### TASK
Seek out every line containing the word "топливный", and copy each.

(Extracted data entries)
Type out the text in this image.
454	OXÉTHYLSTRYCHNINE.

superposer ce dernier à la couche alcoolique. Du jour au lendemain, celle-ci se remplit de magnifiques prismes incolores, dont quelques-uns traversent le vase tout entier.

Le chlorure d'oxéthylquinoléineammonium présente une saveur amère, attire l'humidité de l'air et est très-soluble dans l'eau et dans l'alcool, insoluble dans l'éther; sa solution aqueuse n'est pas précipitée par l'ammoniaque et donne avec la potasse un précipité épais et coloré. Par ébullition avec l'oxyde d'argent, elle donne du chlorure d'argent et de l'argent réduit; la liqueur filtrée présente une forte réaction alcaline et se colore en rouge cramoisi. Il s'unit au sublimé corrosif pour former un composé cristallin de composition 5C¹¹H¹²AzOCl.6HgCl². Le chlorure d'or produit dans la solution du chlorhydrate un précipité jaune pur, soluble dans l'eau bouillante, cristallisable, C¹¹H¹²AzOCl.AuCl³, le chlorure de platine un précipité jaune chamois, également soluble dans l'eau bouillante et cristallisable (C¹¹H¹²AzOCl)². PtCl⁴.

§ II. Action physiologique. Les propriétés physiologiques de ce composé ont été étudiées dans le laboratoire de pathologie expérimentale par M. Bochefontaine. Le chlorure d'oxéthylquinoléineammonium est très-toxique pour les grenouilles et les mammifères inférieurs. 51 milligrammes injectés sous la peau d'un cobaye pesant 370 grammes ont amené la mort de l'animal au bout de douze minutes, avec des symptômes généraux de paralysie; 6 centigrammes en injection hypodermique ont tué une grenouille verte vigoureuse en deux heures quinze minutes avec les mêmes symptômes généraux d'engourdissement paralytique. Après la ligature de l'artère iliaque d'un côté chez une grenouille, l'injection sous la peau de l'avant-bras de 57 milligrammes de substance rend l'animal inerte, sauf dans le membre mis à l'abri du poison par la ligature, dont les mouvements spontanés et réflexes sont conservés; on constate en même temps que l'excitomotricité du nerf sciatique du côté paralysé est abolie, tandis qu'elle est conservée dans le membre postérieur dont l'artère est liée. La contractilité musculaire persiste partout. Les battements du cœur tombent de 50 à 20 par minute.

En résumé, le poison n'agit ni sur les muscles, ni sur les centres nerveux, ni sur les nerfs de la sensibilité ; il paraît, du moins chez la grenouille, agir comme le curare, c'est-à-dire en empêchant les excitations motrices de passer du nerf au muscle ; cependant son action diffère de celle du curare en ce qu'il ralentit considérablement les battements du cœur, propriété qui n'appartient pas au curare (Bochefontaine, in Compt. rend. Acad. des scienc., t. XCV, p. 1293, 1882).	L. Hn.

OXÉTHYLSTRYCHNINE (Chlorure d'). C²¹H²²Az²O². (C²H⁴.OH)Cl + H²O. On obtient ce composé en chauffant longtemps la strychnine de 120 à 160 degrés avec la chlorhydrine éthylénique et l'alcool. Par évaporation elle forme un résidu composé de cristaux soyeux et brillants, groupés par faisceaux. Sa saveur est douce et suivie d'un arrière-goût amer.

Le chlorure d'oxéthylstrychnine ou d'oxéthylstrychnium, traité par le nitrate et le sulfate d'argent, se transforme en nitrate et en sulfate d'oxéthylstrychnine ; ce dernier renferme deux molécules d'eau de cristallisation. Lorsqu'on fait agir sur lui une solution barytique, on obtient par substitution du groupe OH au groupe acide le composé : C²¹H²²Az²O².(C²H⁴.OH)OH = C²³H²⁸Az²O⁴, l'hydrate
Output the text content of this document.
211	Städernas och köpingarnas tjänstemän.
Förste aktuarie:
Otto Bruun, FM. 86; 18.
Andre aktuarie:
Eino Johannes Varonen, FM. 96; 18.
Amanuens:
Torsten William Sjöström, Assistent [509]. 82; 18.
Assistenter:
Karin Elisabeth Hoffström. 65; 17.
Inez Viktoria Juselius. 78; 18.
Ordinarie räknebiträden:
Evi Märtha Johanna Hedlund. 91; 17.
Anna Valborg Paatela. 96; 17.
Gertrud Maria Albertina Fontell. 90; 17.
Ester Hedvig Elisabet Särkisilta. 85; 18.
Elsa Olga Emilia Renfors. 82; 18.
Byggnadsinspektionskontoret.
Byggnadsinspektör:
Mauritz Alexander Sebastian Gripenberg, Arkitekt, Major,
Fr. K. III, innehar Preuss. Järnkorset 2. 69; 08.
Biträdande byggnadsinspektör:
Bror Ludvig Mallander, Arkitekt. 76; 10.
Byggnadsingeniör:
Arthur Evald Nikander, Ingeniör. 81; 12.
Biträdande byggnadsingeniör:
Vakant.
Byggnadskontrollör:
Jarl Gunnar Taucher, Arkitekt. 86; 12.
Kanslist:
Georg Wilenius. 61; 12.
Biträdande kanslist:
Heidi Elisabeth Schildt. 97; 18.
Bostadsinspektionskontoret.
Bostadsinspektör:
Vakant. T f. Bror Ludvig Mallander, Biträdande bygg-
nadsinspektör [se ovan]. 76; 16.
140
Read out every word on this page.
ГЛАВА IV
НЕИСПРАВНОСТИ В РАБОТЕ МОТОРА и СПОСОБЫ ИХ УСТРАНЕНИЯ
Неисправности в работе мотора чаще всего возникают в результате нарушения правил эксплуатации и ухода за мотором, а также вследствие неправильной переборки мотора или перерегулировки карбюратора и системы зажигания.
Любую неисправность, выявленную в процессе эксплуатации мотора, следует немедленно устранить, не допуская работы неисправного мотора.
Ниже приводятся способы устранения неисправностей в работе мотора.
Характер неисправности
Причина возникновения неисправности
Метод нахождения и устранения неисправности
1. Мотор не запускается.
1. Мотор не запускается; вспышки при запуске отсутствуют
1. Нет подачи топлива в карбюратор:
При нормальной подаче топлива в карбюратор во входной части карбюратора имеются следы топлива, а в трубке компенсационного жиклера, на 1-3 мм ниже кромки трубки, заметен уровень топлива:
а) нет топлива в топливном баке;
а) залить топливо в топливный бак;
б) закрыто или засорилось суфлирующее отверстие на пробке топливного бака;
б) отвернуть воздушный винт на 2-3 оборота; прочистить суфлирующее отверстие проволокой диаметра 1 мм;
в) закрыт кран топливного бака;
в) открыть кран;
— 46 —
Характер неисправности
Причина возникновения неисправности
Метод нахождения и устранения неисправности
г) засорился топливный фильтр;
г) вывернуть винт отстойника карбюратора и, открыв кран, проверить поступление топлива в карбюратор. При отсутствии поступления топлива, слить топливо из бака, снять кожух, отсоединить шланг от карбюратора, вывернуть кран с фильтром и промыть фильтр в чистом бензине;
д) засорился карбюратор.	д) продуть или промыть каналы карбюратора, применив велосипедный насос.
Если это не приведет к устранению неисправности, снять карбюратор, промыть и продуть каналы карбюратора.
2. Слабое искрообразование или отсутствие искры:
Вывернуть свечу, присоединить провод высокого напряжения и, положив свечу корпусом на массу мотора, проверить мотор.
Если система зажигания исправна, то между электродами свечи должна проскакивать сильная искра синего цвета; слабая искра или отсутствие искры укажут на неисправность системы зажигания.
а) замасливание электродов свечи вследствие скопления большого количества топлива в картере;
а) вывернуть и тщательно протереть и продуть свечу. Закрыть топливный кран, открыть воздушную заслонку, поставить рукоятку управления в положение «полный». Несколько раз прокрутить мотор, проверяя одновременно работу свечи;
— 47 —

### SOLUTION BELOW
а) залить топливо в топливный бак;
г) засорился топливный фильтр;
а) вывернуть и тщательно протереть и продуть свечу. Закрыть топливный кран, открыть воздушную заслонку, поставить рукоятку управления в положение «полный». Несколько раз прокрутить мотор, проверяя одновременно работу свечи;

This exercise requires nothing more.